▶ _Entries provided_
┄┄┄┄┄┄┄┄┄┄┄┄┄┄┄┄┄┄┄┄

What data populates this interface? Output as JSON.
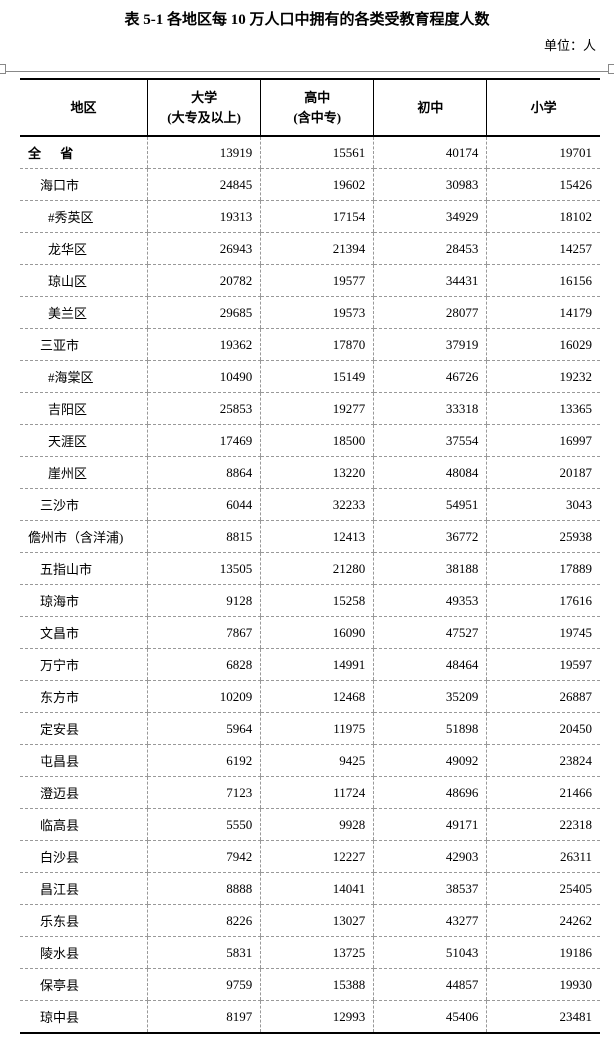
{
  "title": "表 5-1  各地区每 10 万人口中拥有的各类受教育程度人数",
  "unit": "单位：人",
  "columns": {
    "region": "地区",
    "university": "大学\n(大专及以上)",
    "highschool": "高中\n(含中专)",
    "middle": "初中",
    "primary": "小学"
  },
  "rows": [
    {
      "region": "全  省",
      "university": 13919,
      "highschool": 15561,
      "middle": 40174,
      "primary": 19701,
      "type": "total"
    },
    {
      "region": "海口市",
      "university": 24845,
      "highschool": 19602,
      "middle": 30983,
      "primary": 15426,
      "indent": 1
    },
    {
      "region": "#秀英区",
      "university": 19313,
      "highschool": 17154,
      "middle": 34929,
      "primary": 18102,
      "indent": 2
    },
    {
      "region": "龙华区",
      "university": 26943,
      "highschool": 21394,
      "middle": 28453,
      "primary": 14257,
      "indent": 2
    },
    {
      "region": "琼山区",
      "university": 20782,
      "highschool": 19577,
      "middle": 34431,
      "primary": 16156,
      "indent": 2
    },
    {
      "region": "美兰区",
      "university": 29685,
      "highschool": 19573,
      "middle": 28077,
      "primary": 14179,
      "indent": 2
    },
    {
      "region": "三亚市",
      "university": 19362,
      "highschool": 17870,
      "middle": 37919,
      "primary": 16029,
      "indent": 1
    },
    {
      "region": "#海棠区",
      "university": 10490,
      "highschool": 15149,
      "middle": 46726,
      "primary": 19232,
      "indent": 2
    },
    {
      "region": "吉阳区",
      "university": 25853,
      "highschool": 19277,
      "middle": 33318,
      "primary": 13365,
      "indent": 2
    },
    {
      "region": "天涯区",
      "university": 17469,
      "highschool": 18500,
      "middle": 37554,
      "primary": 16997,
      "indent": 2
    },
    {
      "region": "崖州区",
      "university": 8864,
      "highschool": 13220,
      "middle": 48084,
      "primary": 20187,
      "indent": 2
    },
    {
      "region": "三沙市",
      "university": 6044,
      "highschool": 32233,
      "middle": 54951,
      "primary": 3043,
      "indent": 1
    },
    {
      "region": "儋州市（含洋浦)",
      "university": 8815,
      "highschool": 12413,
      "middle": 36772,
      "primary": 25938,
      "indent": 0
    },
    {
      "region": "五指山市",
      "university": 13505,
      "highschool": 21280,
      "middle": 38188,
      "primary": 17889,
      "indent": 1
    },
    {
      "region": "琼海市",
      "university": 9128,
      "highschool": 15258,
      "middle": 49353,
      "primary": 17616,
      "indent": 1
    },
    {
      "region": "文昌市",
      "university": 7867,
      "highschool": 16090,
      "middle": 47527,
      "primary": 19745,
      "indent": 1
    },
    {
      "region": "万宁市",
      "university": 6828,
      "highschool": 14991,
      "middle": 48464,
      "primary": 19597,
      "indent": 1
    },
    {
      "region": "东方市",
      "university": 10209,
      "highschool": 12468,
      "middle": 35209,
      "primary": 26887,
      "indent": 1
    },
    {
      "region": "定安县",
      "university": 5964,
      "highschool": 11975,
      "middle": 51898,
      "primary": 20450,
      "indent": 1
    },
    {
      "region": "屯昌县",
      "university": 6192,
      "highschool": 9425,
      "middle": 49092,
      "primary": 23824,
      "indent": 1
    },
    {
      "region": "澄迈县",
      "university": 7123,
      "highschool": 11724,
      "middle": 48696,
      "primary": 21466,
      "indent": 1
    },
    {
      "region": "临高县",
      "university": 5550,
      "highschool": 9928,
      "middle": 49171,
      "primary": 22318,
      "indent": 1
    },
    {
      "region": "白沙县",
      "university": 7942,
      "highschool": 12227,
      "middle": 42903,
      "primary": 26311,
      "indent": 1
    },
    {
      "region": "昌江县",
      "university": 8888,
      "highschool": 14041,
      "middle": 38537,
      "primary": 25405,
      "indent": 1
    },
    {
      "region": "乐东县",
      "university": 8226,
      "highschool": 13027,
      "middle": 43277,
      "primary": 24262,
      "indent": 1
    },
    {
      "region": "陵水县",
      "university": 5831,
      "highschool": 13725,
      "middle": 51043,
      "primary": 19186,
      "indent": 1
    },
    {
      "region": "保亭县",
      "university": 9759,
      "highschool": 15388,
      "middle": 44857,
      "primary": 19930,
      "indent": 1
    },
    {
      "region": "琼中县",
      "university": 8197,
      "highschool": 12993,
      "middle": 45406,
      "primary": 23481,
      "indent": 1
    }
  ]
}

┄┄┄┄┄┄┄┄┄┄┄┄┄┄┄┄┄┄┄┄

▶ _What is required_
Transcribe each entry precisely as given, leaving the pictures out.

▶ _Problem solution_
What data populates this interface? Output as JSON.
{
  "title": "表 5-1  各地区每 10 万人口中拥有的各类受教育程度人数",
  "unit": "单位：人",
  "columns": {
    "region": "地区",
    "university": "大学\n(大专及以上)",
    "highschool": "高中\n(含中专)",
    "middle": "初中",
    "primary": "小学"
  },
  "rows": [
    {
      "region": "全  省",
      "university": 13919,
      "highschool": 15561,
      "middle": 40174,
      "primary": 19701,
      "type": "total"
    },
    {
      "region": "海口市",
      "university": 24845,
      "highschool": 19602,
      "middle": 30983,
      "primary": 15426,
      "indent": 1
    },
    {
      "region": "#秀英区",
      "university": 19313,
      "highschool": 17154,
      "middle": 34929,
      "primary": 18102,
      "indent": 2
    },
    {
      "region": "龙华区",
      "university": 26943,
      "highschool": 21394,
      "middle": 28453,
      "primary": 14257,
      "indent": 2
    },
    {
      "region": "琼山区",
      "university": 20782,
      "highschool": 19577,
      "middle": 34431,
      "primary": 16156,
      "indent": 2
    },
    {
      "region": "美兰区",
      "university": 29685,
      "highschool": 19573,
      "middle": 28077,
      "primary": 14179,
      "indent": 2
    },
    {
      "region": "三亚市",
      "university": 19362,
      "highschool": 17870,
      "middle": 37919,
      "primary": 16029,
      "indent": 1
    },
    {
      "region": "#海棠区",
      "university": 10490,
      "highschool": 15149,
      "middle": 46726,
      "primary": 19232,
      "indent": 2
    },
    {
      "region": "吉阳区",
      "university": 25853,
      "highschool": 19277,
      "middle": 33318,
      "primary": 13365,
      "indent": 2
    },
    {
      "region": "天涯区",
      "university": 17469,
      "highschool": 18500,
      "middle": 37554,
      "primary": 16997,
      "indent": 2
    },
    {
      "region": "崖州区",
      "university": 8864,
      "highschool": 13220,
      "middle": 48084,
      "primary": 20187,
      "indent": 2
    },
    {
      "region": "三沙市",
      "university": 6044,
      "highschool": 32233,
      "middle": 54951,
      "primary": 3043,
      "indent": 1
    },
    {
      "region": "儋州市（含洋浦)",
      "university": 8815,
      "highschool": 12413,
      "middle": 36772,
      "primary": 25938,
      "indent": 0
    },
    {
      "region": "五指山市",
      "university": 13505,
      "highschool": 21280,
      "middle": 38188,
      "primary": 17889,
      "indent": 1
    },
    {
      "region": "琼海市",
      "university": 9128,
      "highschool": 15258,
      "middle": 49353,
      "primary": 17616,
      "indent": 1
    },
    {
      "region": "文昌市",
      "university": 7867,
      "highschool": 16090,
      "middle": 47527,
      "primary": 19745,
      "indent": 1
    },
    {
      "region": "万宁市",
      "university": 6828,
      "highschool": 14991,
      "middle": 48464,
      "primary": 19597,
      "indent": 1
    },
    {
      "region": "东方市",
      "university": 10209,
      "highschool": 12468,
      "middle": 35209,
      "primary": 26887,
      "indent": 1
    },
    {
      "region": "定安县",
      "university": 5964,
      "highschool": 11975,
      "middle": 51898,
      "primary": 20450,
      "indent": 1
    },
    {
      "region": "屯昌县",
      "university": 6192,
      "highschool": 9425,
      "middle": 49092,
      "primary": 23824,
      "indent": 1
    },
    {
      "region": "澄迈县",
      "university": 7123,
      "highschool": 11724,
      "middle": 48696,
      "primary": 21466,
      "indent": 1
    },
    {
      "region": "临高县",
      "university": 5550,
      "highschool": 9928,
      "middle": 49171,
      "primary": 22318,
      "indent": 1
    },
    {
      "region": "白沙县",
      "university": 7942,
      "highschool": 12227,
      "middle": 42903,
      "primary": 26311,
      "indent": 1
    },
    {
      "region": "昌江县",
      "university": 8888,
      "highschool": 14041,
      "middle": 38537,
      "primary": 25405,
      "indent": 1
    },
    {
      "region": "乐东县",
      "university": 8226,
      "highschool": 13027,
      "middle": 43277,
      "primary": 24262,
      "indent": 1
    },
    {
      "region": "陵水县",
      "university": 5831,
      "highschool": 13725,
      "middle": 51043,
      "primary": 19186,
      "indent": 1
    },
    {
      "region": "保亭县",
      "university": 9759,
      "highschool": 15388,
      "middle": 44857,
      "primary": 19930,
      "indent": 1
    },
    {
      "region": "琼中县",
      "university": 8197,
      "highschool": 12993,
      "middle": 45406,
      "primary": 23481,
      "indent": 1
    }
  ]
}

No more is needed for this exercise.